-- Data provided --
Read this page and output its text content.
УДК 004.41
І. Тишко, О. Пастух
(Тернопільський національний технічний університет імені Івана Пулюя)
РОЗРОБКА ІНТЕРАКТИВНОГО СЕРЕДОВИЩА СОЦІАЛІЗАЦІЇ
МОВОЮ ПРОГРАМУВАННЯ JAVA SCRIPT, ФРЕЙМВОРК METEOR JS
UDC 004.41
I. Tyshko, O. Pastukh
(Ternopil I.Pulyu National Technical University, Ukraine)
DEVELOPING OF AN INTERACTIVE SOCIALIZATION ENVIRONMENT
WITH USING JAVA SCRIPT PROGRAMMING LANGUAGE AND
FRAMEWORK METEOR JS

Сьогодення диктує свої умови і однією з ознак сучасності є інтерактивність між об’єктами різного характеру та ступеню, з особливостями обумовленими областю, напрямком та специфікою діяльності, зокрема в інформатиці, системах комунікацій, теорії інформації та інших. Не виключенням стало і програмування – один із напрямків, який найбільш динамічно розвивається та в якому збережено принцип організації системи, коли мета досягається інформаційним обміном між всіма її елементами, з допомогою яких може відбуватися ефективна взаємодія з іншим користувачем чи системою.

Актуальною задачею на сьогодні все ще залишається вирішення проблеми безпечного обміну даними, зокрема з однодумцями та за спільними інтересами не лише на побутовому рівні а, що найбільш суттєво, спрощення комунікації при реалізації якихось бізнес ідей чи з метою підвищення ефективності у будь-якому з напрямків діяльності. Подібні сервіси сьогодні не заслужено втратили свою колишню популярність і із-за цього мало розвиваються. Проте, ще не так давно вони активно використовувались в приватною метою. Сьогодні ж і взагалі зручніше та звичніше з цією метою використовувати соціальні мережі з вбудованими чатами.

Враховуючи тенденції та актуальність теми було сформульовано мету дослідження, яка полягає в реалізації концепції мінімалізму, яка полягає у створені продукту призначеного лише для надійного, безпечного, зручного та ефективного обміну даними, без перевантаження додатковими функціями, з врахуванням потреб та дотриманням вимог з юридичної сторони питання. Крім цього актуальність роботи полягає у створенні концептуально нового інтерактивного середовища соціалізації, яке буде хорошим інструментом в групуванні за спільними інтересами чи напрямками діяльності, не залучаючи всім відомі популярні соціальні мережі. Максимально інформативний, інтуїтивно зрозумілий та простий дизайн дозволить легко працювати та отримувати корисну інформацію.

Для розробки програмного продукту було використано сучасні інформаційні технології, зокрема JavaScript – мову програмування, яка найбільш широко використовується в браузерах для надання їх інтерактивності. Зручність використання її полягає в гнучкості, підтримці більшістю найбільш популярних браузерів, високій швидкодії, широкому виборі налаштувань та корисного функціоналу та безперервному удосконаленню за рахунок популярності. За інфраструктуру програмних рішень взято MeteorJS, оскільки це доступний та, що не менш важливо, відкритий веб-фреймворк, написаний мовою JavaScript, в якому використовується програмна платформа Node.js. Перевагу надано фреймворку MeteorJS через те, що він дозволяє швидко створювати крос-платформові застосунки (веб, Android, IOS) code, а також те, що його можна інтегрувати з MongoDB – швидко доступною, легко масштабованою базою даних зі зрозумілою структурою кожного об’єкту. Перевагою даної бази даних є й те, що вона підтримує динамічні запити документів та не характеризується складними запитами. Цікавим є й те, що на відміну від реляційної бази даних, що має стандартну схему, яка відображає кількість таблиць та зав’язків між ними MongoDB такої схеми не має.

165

-- Task instructions --
The records above should all be quoted exactly, please.

-- Complete response --
Read this page and output its text content.
УДК 004.41
І. Тишко, О. Пастух
(Тернопільський національний технічний університет імені Івана Пулюя)
РОЗРОБКА ІНТЕРАКТИВНОГО СЕРЕДОВИЩА СОЦІАЛІЗАЦІЇ
МОВОЮ ПРОГРАМУВАННЯ JAVA SCRIPT, ФРЕЙМВОРК METEOR JS
UDC 004.41
I. Tyshko, O. Pastukh
(Ternopil I.Pulyu National Technical University, Ukraine)
DEVELOPING OF AN INTERACTIVE SOCIALIZATION ENVIRONMENT
WITH USING JAVA SCRIPT PROGRAMMING LANGUAGE AND
FRAMEWORK METEOR JS

Сьогодення диктує свої умови і однією з ознак сучасності є інтерактивність між об’єктами різного характеру та ступеню, з особливостями обумовленими областю, напрямком та специфікою діяльності, зокрема в інформатиці, системах комунікацій, теорії інформації та інших. Не виключенням стало і програмування – один із напрямків, який найбільш динамічно розвивається та в якому збережено принцип організації системи, коли мета досягається інформаційним обміном між всіма її елементами, з допомогою яких може відбуватися ефективна взаємодія з іншим користувачем чи системою.

Актуальною задачею на сьогодні все ще залишається вирішення проблеми безпечного обміну даними, зокрема з однодумцями та за спільними інтересами не лише на побутовому рівні а, що найбільш суттєво, спрощення комунікації при реалізації якихось бізнес ідей чи з метою підвищення ефективності у будь-якому з напрямків діяльності. Подібні сервіси сьогодні не заслужено втратили свою колишню популярність і із-за цього мало розвиваються. Проте, ще не так давно вони активно використовувались в приватною метою. Сьогодні ж і взагалі зручніше та звичніше з цією метою використовувати соціальні мережі з вбудованими чатами.

Враховуючи тенденції та актуальність теми було сформульовано мету дослідження, яка полягає в реалізації концепції мінімалізму, яка полягає у створені продукту призначеного лише для надійного, безпечного, зручного та ефективного обміну даними, без перевантаження додатковими функціями, з врахуванням потреб та дотриманням вимог з юридичної сторони питання. Крім цього актуальність роботи полягає у створенні концептуально нового інтерактивного середовища соціалізації, яке буде хорошим інструментом в групуванні за спільними інтересами чи напрямками діяльності, не залучаючи всім відомі популярні соціальні мережі. Максимально інформативний, інтуїтивно зрозумілий та простий дизайн дозволить легко працювати та отримувати корисну інформацію.

Для розробки програмного продукту було використано сучасні інформаційні технології, зокрема JavaScript – мову програмування, яка найбільш широко використовується в браузерах для надання їх інтерактивності. Зручність використання її полягає в гнучкості, підтримці більшістю найбільш популярних браузерів, високій швидкодії, широкому виборі налаштувань та корисного функціоналу та безперервному удосконаленню за рахунок популярності. За інфраструктуру програмних рішень взято MeteorJS, оскільки це доступний та, що не менш важливо, відкритий веб-фреймворк, написаний мовою JavaScript, в якому використовується програмна платформа Node.js. Перевагу надано фреймворку MeteorJS через те, що він дозволяє швидко створювати крос-платформові застосунки (веб, Android, IOS) code, а також те, що його можна інтегрувати з MongoDB – швидко доступною, легко масштабованою базою даних зі зрозумілою структурою кожного об’єкту. Перевагою даної бази даних є й те, що вона підтримує динамічні запити документів та не характеризується складними запитами. Цікавим є й те, що на відміну від реляційної бази даних, що має стандартну схему, яка відображає кількість таблиць та зав’язків між ними MongoDB такої схеми не має.

165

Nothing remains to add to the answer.